* Provided records *
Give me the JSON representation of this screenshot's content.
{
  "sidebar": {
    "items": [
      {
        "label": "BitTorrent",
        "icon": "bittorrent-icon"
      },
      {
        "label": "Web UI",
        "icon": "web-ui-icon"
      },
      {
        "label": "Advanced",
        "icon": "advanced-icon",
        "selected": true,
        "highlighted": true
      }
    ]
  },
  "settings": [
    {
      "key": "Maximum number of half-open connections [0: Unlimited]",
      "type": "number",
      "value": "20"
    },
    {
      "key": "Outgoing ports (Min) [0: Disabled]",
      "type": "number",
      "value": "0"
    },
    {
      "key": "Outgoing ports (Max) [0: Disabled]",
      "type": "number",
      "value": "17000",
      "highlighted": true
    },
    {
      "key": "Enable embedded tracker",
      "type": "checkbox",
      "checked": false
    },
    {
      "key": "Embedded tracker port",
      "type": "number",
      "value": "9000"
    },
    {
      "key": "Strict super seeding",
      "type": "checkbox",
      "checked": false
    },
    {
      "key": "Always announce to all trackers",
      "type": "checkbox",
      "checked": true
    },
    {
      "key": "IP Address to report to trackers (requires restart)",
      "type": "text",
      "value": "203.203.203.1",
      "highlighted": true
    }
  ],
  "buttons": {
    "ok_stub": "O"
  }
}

* Exercise details *
Write out the whole listing exactly.

* Complete response *
Give me the JSON representation of this screenshot's content.
{
  "sidebar": {
    "items": [
      {
        "label": "BitTorrent",
        "icon": "bittorrent-icon"
      },
      {
        "label": "Web UI",
        "icon": "web-ui-icon"
      },
      {
        "label": "Advanced",
        "icon": "advanced-icon",
        "selected": true,
        "highlighted": true
      }
    ]
  },
  "settings": [
    {
      "key": "Maximum number of half-open connections [0: Unlimited]",
      "type": "number",
      "value": "20"
    },
    {
      "key": "Outgoing ports (Min) [0: Disabled]",
      "type": "number",
      "value": "0"
    },
    {
      "key": "Outgoing ports (Max) [0: Disabled]",
      "type": "number",
      "value": "17000",
      "highlighted": true
    },
    {
      "key": "Enable embedded tracker",
      "type": "checkbox",
      "checked": false
    },
    {
      "key": "Embedded tracker port",
      "type": "number",
      "value": "9000"
    },
    {
      "key": "Strict super seeding",
      "type": "checkbox",
      "checked": false
    },
    {
      "key": "Always announce to all trackers",
      "type": "checkbox",
      "checked": true
    },
    {
      "key": "IP Address to report to trackers (requires restart)",
      "type": "text",
      "value": "203.203.203.1",
      "highlighted": true
    }
  ],
  "buttons": {
    "ok_stub": "O"
  }
}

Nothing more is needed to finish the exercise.